• WHAT IS ASKED:
From the listing below, select every line where the word "type" appears.

--- --- ---

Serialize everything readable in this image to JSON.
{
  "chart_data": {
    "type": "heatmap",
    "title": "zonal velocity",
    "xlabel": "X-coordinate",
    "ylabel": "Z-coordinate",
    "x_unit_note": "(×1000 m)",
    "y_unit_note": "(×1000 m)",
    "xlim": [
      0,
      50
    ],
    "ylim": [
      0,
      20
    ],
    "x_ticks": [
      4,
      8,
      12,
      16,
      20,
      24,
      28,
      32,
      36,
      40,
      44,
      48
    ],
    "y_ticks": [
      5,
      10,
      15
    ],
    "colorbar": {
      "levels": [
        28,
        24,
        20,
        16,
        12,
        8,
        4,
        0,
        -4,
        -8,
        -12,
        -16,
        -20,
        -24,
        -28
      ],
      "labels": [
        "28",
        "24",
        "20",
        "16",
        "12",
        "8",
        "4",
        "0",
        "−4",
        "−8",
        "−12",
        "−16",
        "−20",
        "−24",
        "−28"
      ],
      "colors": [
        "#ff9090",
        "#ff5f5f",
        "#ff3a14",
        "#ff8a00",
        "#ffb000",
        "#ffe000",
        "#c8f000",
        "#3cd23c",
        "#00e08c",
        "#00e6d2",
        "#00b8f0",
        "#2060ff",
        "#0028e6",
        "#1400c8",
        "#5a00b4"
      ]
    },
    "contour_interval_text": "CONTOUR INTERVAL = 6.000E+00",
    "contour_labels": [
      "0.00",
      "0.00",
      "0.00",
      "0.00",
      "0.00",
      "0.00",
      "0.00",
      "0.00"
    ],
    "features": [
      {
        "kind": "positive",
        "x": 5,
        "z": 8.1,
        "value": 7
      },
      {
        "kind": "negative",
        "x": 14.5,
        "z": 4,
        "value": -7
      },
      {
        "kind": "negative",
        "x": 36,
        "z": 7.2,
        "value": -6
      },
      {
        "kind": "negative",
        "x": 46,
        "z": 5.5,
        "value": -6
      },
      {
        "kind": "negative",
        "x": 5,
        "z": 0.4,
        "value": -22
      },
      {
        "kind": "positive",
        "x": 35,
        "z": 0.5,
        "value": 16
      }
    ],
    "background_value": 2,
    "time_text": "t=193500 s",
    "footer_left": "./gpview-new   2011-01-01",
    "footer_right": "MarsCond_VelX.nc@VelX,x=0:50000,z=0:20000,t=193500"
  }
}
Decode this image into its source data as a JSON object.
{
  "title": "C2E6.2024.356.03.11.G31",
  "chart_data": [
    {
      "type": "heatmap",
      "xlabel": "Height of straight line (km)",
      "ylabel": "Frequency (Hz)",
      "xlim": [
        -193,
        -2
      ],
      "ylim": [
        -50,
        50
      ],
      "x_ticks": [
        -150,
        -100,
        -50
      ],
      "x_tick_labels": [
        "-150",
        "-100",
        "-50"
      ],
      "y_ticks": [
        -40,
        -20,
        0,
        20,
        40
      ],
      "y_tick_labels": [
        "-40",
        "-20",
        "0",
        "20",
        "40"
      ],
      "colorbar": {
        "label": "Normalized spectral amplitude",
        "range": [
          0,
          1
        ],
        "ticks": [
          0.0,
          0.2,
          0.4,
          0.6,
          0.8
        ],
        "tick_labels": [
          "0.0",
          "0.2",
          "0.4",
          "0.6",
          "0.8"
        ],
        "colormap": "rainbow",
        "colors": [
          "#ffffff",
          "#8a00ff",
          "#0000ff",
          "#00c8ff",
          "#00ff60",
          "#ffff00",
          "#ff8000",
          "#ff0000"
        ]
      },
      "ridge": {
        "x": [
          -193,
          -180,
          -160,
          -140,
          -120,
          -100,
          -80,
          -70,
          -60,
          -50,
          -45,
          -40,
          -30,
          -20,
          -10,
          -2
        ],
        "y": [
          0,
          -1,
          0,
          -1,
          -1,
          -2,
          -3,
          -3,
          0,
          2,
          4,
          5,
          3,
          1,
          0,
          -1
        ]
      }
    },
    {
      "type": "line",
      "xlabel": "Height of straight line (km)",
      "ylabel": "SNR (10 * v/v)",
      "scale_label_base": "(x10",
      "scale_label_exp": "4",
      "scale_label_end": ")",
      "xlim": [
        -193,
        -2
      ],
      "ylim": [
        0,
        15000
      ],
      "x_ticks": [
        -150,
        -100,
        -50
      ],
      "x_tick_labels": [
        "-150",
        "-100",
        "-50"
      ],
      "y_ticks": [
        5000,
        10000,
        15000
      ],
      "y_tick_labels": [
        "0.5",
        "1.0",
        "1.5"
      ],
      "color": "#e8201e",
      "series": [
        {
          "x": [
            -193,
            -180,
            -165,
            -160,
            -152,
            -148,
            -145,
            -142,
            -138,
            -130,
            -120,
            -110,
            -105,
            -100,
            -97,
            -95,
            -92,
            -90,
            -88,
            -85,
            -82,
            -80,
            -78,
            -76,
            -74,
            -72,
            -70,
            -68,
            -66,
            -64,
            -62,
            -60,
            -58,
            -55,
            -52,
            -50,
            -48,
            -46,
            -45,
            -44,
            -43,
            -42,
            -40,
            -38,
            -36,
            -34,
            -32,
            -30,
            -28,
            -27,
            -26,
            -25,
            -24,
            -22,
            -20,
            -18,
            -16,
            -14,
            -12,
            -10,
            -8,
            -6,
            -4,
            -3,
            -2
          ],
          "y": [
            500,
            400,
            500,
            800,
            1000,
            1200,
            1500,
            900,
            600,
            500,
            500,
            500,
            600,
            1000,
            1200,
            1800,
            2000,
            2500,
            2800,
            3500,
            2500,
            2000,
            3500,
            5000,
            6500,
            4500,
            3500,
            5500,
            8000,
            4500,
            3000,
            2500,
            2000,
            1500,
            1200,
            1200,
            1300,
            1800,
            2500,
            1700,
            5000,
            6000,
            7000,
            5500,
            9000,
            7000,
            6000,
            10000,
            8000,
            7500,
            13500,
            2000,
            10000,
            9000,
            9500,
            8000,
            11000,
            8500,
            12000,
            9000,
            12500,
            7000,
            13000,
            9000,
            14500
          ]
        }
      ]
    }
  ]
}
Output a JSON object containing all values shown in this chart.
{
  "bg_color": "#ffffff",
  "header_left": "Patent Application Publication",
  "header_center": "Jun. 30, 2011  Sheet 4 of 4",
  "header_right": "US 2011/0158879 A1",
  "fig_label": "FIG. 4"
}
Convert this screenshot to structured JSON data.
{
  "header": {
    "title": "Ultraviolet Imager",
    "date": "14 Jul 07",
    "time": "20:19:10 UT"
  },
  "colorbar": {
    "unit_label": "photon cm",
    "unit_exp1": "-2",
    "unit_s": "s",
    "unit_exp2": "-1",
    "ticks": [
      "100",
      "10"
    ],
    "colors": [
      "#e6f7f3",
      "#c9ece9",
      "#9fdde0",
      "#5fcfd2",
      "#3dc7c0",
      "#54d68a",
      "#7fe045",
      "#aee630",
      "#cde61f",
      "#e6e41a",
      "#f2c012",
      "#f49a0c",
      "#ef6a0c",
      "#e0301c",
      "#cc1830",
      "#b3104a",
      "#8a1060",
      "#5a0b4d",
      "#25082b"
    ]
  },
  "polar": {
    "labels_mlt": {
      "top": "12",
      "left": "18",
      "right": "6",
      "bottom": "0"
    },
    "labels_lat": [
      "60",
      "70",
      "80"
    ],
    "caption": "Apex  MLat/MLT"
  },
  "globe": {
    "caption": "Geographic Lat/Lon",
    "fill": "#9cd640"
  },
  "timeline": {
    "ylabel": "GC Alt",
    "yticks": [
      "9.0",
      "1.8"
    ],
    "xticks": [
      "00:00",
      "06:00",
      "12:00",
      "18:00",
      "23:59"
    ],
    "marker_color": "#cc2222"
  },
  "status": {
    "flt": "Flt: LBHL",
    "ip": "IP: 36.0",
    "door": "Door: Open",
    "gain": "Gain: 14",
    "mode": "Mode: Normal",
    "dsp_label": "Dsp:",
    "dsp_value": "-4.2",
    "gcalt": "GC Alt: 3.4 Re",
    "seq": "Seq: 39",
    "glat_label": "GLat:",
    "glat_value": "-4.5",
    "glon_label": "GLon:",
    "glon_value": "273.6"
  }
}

--- --- ---

• EXPECTED ANSWER:
    "type": "heatmap",
      "type": "heatmap",
      "type": "line",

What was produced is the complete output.